Find each line that has the string "label" and give the total, with nothing else.

* **Dataset items**
▶
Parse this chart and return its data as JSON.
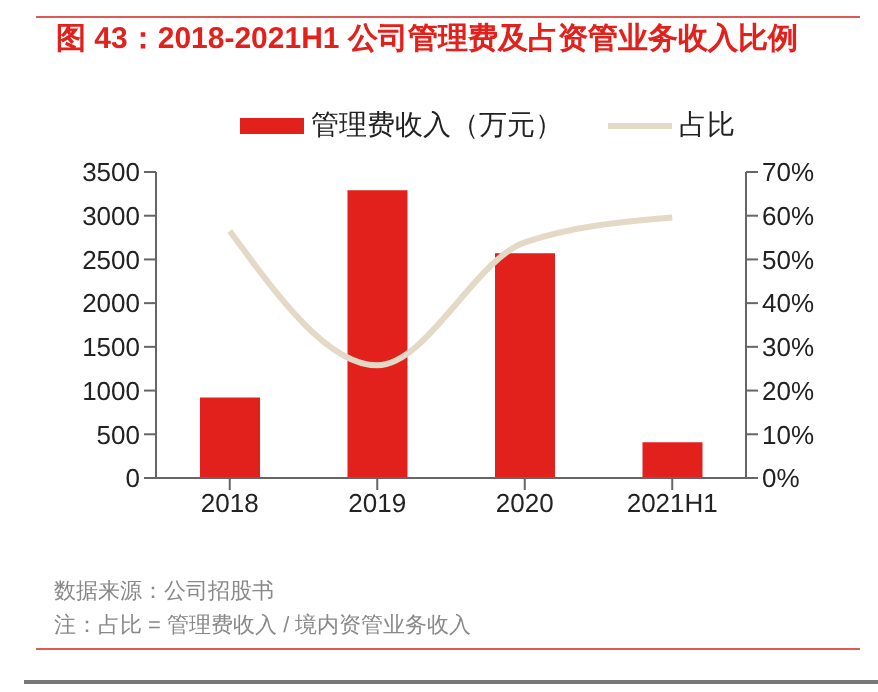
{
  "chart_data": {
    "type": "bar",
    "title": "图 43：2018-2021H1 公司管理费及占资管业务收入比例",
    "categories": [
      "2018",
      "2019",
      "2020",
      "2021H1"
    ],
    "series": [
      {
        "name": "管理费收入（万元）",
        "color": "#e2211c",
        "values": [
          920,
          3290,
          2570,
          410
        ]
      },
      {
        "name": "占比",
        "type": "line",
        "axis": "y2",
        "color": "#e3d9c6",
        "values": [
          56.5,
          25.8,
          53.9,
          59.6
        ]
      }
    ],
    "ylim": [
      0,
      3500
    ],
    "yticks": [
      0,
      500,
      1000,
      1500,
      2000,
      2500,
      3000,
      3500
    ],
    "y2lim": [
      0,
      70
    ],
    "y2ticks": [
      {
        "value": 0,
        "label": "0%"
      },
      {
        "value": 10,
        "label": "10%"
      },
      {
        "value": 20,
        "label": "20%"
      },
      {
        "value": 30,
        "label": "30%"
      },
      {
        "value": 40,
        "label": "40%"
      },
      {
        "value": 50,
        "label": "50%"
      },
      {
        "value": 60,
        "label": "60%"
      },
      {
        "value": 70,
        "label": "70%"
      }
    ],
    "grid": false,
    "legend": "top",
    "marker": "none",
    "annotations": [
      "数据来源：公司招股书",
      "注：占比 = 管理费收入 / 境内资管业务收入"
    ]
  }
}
◀
▶
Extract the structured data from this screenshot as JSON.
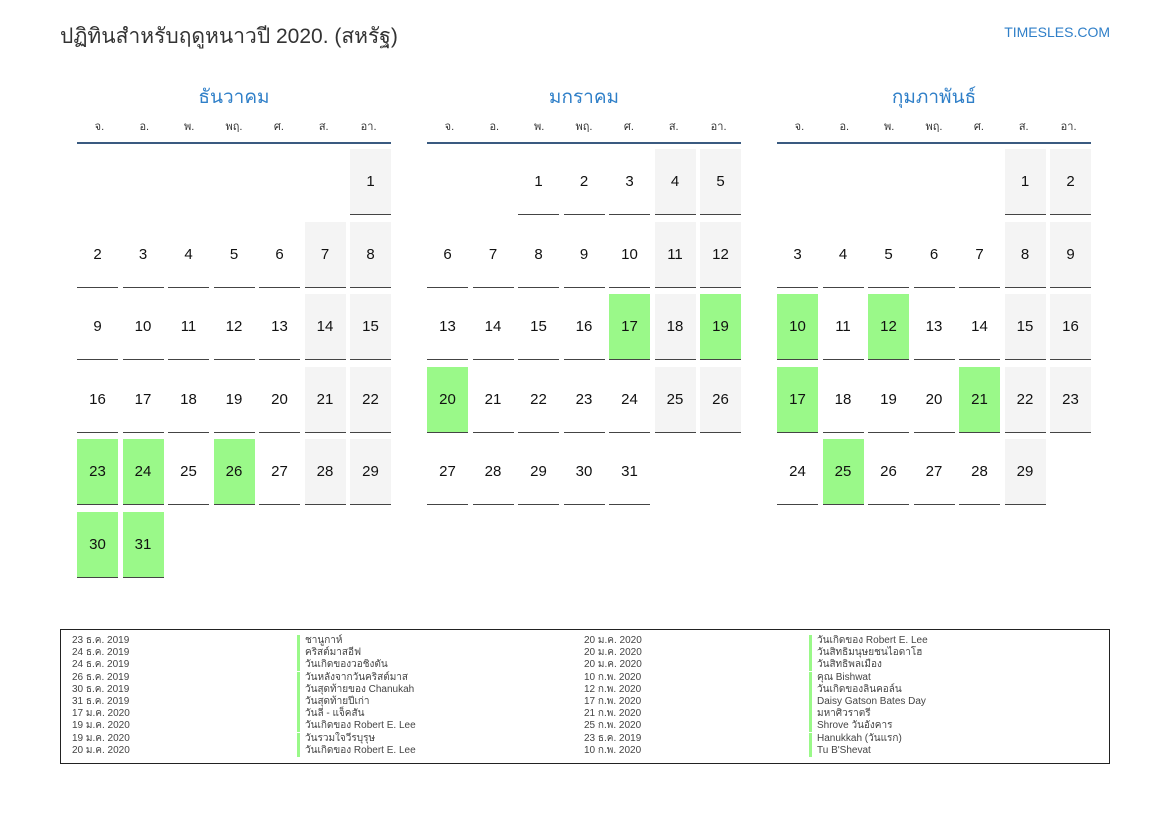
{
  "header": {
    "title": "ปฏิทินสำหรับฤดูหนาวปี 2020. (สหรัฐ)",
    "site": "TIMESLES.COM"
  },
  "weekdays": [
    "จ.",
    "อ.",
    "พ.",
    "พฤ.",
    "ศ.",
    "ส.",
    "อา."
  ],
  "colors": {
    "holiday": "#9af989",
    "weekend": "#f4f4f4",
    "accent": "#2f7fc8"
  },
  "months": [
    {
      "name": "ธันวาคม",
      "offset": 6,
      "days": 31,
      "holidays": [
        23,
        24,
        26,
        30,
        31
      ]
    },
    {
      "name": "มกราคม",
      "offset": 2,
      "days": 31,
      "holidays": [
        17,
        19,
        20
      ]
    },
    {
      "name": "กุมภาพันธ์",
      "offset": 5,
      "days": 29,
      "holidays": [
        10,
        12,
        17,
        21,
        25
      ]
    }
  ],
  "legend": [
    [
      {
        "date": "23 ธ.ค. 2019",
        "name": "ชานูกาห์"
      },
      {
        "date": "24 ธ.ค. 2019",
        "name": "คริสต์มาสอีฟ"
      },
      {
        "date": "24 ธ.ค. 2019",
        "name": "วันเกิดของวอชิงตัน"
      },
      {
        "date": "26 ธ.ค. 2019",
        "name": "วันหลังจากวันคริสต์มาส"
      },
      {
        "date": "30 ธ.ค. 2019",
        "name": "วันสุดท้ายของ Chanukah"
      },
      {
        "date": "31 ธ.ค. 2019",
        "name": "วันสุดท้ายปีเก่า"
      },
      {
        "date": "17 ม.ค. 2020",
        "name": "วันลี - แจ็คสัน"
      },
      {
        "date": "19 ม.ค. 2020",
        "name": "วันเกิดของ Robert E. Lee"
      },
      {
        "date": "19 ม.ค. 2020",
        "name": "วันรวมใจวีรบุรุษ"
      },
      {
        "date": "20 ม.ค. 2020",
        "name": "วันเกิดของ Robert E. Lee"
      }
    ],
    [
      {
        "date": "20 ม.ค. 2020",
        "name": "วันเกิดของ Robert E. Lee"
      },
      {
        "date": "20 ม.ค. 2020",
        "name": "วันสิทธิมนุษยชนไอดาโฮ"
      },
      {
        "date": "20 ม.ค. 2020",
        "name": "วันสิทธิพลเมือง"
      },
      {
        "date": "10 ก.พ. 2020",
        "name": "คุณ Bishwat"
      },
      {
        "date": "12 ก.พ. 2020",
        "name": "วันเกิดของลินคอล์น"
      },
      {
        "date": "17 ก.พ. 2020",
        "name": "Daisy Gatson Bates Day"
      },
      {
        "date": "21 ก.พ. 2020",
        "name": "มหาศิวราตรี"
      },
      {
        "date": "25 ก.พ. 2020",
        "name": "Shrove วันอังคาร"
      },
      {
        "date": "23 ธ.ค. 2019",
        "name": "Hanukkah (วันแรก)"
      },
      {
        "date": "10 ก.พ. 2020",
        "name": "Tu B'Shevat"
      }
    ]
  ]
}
◀
* **WRITTEN RESPONSE**
8